GOAL: Look through the data below. Show each line where the string "четвертом" occurs.

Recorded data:
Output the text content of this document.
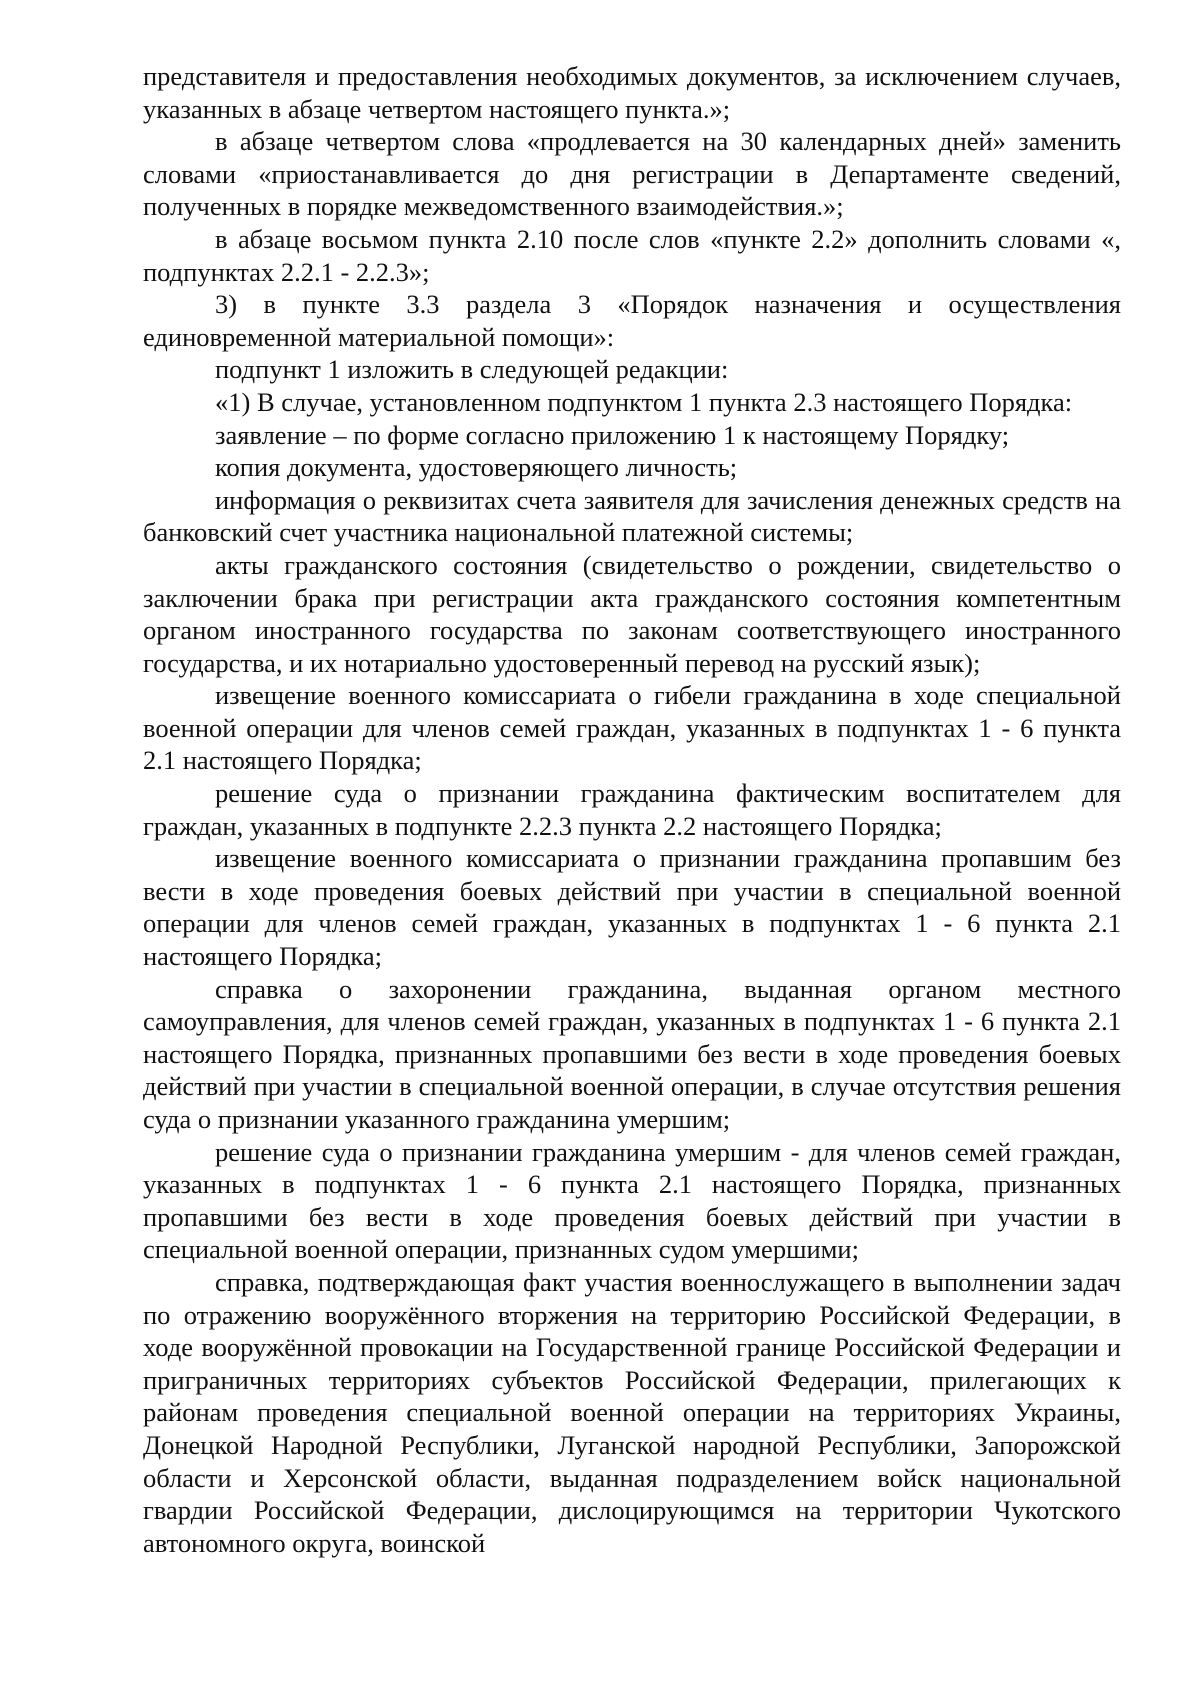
представителя и предоставления необходимых документов, за исключением случаев, указанных в абзаце четвертом настоящего пункта.»;

в абзаце четвертом слова «продлевается на 30 календарных дней» заменить словами «приостанавливается до дня регистрации в Департаменте сведений, полученных в порядке межведомственного взаимодействия.»;

в абзаце восьмом пункта 2.10 после слов «пункте 2.2» дополнить словами «, подпунктах 2.2.1 - 2.2.3»;

3) в пункте 3.3 раздела 3 «Порядок назначения и осуществления единовременной материальной помощи»:

подпункт 1 изложить в следующей редакции:

«1) В случае, установленном подпунктом 1 пункта 2.3 настоящего Порядка:

заявление – по форме согласно приложению 1 к настоящему Порядку;

копия документа, удостоверяющего личность;

информация о реквизитах счета заявителя для зачисления денежных средств на банковский счет участника национальной платежной системы;

акты гражданского состояния (свидетельство о рождении, свидетельство о заключении брака при регистрации акта гражданского состояния компетентным органом иностранного государства по законам соответствующего иностранного государства, и их нотариально удостоверенный перевод на русский язык);

извещение военного комиссариата о гибели гражданина в ходе специальной военной операции для членов семей граждан, указанных в подпунктах 1 - 6 пункта 2.1 настоящего Порядка;

решение суда о признании гражданина фактическим воспитателем для граждан, указанных в подпункте 2.2.3 пункта 2.2 настоящего Порядка;

извещение военного комиссариата о признании гражданина пропавшим без вести в ходе проведения боевых действий при участии в специальной военной операции для членов семей граждан, указанных в подпунктах 1 - 6 пункта 2.1 настоящего Порядка;

справка о захоронении гражданина, выданная органом местного самоуправления, для членов семей граждан, указанных в подпунктах 1 - 6 пункта 2.1 настоящего Порядка, признанных пропавшими без вести в ходе проведения боевых действий при участии в специальной военной операции, в случае отсутствия решения суда о признании указанного гражданина умершим;

решение суда о признании гражданина умершим - для членов семей граждан, указанных в подпунктах 1 - 6 пункта 2.1 настоящего Порядка, признанных пропавшими без вести в ходе проведения боевых действий при участии в специальной военной операции, признанных судом умершими;

справка, подтверждающая факт участия военнослужащего в выполнении задач по отражению вооружённого вторжения на территорию Российской Федерации, в ходе вооружённой провокации на Государственной границе Российской Федерации и приграничных территориях субъектов Российской Федерации, прилегающих к районам проведения специальной военной операции на территориях Украины, Донецкой Народной Республики, Луганской народной Республики, Запорожской области и Херсонской области, выданная подразделением войск национальной гвардии Российской Федерации, дислоцирующимся на территории Чукотского автономного округа, воинской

COMPLETE RESPONSE:
представителя и предоставления необходимых документов, за исключением случаев, указанных в абзаце четвертом настоящего пункта.»;
в абзаце четвертом слова «продлевается на 30 календарных дней» заменить словами «приостанавливается до дня регистрации в Департаменте сведений, полученных в порядке межведомственного взаимодействия.»;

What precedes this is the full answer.